» **Dataset extract**:

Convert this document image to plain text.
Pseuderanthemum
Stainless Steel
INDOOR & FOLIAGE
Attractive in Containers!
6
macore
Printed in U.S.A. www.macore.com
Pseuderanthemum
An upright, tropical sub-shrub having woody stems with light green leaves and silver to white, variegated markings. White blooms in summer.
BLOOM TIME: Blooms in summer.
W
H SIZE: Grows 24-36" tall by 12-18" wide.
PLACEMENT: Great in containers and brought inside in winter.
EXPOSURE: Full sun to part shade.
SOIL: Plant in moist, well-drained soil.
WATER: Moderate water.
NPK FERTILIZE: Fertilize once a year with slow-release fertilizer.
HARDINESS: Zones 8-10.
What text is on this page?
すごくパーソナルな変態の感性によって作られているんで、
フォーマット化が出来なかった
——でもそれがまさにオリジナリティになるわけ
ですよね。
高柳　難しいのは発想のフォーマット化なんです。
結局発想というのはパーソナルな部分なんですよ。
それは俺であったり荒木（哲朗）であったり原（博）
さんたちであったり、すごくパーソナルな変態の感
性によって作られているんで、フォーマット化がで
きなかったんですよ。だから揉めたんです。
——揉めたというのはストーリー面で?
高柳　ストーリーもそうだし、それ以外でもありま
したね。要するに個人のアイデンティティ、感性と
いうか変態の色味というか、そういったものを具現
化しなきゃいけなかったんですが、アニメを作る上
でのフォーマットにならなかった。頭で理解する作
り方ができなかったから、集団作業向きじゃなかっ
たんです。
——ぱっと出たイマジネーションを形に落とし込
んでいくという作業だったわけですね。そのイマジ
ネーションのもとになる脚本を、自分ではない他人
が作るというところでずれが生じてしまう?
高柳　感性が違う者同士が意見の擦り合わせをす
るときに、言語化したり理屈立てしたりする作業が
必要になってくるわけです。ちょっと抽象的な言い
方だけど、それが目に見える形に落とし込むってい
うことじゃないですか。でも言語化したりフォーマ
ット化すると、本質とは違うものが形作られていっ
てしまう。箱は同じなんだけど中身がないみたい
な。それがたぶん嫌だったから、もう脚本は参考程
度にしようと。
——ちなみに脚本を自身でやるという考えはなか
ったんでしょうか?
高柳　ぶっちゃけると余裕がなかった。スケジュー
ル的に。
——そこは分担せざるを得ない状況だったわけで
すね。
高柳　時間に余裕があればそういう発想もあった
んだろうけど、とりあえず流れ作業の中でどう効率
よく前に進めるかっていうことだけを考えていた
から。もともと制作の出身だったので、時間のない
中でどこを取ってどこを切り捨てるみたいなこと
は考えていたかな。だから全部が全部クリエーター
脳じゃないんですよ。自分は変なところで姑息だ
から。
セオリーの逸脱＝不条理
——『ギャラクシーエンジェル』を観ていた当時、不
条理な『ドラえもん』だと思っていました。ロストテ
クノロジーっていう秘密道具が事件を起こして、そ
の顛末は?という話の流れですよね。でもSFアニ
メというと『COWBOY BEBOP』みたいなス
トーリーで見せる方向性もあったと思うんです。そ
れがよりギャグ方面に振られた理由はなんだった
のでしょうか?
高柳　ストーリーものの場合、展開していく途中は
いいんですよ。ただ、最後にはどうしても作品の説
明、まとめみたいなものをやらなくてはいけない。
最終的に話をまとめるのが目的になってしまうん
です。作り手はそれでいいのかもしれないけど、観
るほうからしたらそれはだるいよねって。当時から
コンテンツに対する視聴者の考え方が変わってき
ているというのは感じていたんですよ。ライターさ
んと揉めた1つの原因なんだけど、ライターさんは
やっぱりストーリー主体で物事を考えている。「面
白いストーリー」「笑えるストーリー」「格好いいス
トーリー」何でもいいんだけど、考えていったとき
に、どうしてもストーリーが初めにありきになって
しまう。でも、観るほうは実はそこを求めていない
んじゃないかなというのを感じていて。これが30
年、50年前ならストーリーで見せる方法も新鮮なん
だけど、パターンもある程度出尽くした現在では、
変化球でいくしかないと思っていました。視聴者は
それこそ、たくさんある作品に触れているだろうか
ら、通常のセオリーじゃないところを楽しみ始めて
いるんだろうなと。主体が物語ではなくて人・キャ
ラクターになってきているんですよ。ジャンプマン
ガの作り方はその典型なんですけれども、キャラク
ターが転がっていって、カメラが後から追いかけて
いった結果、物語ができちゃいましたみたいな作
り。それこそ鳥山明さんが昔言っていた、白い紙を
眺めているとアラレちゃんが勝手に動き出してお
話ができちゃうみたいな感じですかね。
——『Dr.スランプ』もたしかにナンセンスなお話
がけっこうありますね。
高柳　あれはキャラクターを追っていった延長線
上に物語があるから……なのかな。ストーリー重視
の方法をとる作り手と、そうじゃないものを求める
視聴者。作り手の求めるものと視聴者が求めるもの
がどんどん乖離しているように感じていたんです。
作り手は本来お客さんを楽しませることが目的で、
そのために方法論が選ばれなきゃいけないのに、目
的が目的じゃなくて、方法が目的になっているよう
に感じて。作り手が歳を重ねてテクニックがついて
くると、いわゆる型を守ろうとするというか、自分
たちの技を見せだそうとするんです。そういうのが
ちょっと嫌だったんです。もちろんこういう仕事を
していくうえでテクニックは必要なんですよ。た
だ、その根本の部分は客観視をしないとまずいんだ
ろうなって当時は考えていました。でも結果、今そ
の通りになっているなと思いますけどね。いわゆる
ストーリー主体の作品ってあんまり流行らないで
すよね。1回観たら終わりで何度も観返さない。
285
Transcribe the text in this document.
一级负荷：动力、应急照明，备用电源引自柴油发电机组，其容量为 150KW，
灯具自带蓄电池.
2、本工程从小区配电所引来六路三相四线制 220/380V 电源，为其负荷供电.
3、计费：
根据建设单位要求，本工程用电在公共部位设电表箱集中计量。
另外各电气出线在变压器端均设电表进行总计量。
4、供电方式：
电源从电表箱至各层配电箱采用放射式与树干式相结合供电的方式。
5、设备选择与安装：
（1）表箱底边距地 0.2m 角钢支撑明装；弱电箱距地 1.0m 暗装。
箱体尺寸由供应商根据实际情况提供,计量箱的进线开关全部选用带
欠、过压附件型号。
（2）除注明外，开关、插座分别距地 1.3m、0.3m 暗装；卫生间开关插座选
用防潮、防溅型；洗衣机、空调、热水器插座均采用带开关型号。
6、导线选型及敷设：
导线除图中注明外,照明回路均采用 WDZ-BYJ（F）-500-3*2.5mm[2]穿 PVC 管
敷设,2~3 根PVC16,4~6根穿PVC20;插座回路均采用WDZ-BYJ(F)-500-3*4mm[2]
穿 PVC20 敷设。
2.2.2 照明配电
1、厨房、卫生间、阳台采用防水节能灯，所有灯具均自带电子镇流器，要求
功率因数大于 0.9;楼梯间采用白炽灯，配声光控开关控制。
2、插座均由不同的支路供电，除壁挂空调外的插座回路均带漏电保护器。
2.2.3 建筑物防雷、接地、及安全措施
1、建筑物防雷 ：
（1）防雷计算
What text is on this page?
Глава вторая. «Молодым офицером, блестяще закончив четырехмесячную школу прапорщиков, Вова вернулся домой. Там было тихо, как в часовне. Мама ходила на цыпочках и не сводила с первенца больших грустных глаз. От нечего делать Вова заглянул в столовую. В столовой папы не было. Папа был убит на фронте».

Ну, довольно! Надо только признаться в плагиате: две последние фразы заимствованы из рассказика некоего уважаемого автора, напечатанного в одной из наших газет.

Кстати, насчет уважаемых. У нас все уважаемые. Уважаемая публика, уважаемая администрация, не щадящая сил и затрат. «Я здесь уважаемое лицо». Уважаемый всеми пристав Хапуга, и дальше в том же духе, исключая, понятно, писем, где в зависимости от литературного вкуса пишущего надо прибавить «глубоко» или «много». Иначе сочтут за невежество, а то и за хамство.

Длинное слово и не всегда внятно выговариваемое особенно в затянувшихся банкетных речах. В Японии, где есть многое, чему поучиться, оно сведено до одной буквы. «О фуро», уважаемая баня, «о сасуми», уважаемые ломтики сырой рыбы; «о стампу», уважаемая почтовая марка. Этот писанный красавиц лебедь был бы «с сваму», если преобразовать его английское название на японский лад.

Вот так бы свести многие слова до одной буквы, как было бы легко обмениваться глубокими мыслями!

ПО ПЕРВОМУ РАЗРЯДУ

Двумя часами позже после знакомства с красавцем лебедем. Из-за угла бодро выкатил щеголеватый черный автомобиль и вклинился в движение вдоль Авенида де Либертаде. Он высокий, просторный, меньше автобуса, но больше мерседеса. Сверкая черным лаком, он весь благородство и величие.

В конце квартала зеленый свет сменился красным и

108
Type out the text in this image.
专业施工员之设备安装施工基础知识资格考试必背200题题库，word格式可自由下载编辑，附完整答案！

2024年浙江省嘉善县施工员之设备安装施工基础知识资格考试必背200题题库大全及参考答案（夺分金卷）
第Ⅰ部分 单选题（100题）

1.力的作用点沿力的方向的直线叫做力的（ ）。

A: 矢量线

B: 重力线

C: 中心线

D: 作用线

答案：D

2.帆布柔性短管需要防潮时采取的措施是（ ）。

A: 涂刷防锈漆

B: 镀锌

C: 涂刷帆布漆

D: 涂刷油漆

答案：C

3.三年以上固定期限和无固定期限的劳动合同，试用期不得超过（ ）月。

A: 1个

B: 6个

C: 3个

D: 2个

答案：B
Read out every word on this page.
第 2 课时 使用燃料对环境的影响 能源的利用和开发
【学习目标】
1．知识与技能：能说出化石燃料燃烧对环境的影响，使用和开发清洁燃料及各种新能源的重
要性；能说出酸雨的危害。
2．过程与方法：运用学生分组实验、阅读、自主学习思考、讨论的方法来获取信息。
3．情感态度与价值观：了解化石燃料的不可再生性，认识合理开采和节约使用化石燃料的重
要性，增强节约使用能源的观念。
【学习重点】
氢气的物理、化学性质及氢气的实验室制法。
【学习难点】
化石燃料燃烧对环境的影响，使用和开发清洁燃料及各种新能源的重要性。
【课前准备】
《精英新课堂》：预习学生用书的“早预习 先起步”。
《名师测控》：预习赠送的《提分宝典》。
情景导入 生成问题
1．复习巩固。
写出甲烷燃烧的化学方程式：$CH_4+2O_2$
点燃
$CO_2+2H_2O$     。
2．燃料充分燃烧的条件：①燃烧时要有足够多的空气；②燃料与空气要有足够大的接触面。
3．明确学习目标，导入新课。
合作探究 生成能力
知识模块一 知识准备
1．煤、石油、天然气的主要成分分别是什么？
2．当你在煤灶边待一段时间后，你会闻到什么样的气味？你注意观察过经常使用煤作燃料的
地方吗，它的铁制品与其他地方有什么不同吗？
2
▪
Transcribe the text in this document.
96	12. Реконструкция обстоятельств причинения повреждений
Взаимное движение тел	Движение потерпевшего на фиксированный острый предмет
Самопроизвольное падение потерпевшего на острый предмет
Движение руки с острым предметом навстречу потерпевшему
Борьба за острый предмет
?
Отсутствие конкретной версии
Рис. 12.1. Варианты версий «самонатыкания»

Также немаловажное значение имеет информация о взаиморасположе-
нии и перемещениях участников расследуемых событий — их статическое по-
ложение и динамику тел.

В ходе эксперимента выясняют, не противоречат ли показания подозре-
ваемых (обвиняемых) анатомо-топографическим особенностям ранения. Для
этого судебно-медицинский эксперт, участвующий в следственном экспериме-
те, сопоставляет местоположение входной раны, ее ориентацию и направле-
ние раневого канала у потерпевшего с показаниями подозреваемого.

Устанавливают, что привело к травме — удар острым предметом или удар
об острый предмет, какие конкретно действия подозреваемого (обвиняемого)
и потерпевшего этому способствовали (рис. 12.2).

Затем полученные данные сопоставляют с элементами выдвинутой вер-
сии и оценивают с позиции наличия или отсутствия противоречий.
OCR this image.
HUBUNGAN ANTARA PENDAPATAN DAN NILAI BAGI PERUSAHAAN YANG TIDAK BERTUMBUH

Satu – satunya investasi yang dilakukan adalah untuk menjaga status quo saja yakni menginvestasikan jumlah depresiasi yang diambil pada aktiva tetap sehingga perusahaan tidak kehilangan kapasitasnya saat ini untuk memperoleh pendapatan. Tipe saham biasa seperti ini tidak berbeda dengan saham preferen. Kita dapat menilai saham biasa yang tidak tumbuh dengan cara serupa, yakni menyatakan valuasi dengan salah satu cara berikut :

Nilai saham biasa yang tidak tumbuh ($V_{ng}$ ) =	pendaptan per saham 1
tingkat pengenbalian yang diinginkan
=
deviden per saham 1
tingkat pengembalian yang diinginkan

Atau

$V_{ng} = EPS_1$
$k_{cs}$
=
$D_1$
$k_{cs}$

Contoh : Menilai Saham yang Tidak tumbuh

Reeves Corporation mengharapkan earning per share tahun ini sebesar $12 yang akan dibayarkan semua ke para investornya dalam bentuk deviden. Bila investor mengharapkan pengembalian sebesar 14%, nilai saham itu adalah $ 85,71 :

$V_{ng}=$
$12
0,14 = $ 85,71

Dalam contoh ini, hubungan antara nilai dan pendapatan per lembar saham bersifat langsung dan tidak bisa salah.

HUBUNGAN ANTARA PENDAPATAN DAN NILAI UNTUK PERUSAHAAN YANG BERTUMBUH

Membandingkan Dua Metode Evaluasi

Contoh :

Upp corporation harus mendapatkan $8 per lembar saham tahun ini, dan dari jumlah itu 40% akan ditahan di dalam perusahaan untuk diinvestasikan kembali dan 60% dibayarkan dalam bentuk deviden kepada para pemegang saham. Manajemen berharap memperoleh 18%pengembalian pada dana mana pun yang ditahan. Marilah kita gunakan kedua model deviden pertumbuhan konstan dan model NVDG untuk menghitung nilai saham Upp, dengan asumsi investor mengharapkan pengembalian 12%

» **Your objective**: Read the data above and pull out each line that holds the string "уважаемая".

» **Response to the task**:
Кстати, насчет уважаемых. У нас все уважаемые. Уважаемая публика, уважаемая администрация, не щадящая сил и затрат. «Я здесь уважаемое лицо». Уважаемый всеми пристав Хапуга, и дальше в том же духе, исключая, понятно, писем, где в зависимости от литературного вкуса пишущего надо прибавить «глубоко» или «много». Иначе сочтут за невежество, а то и за хамство.
Длинное слово и не всегда внятно выговариваемое особенно в затянувшихся банкетных речах. В Японии, где есть многое, чему поучиться, оно сведено до одной буквы. «О фуро», уважаемая баня, «о сасуми», уважаемые ломтики сырой рыбы; «о стампу», уважаемая почтовая марка. Этот писанный красавиц лебедь был бы «с сваму», если преобразовать его английское название на японский лад.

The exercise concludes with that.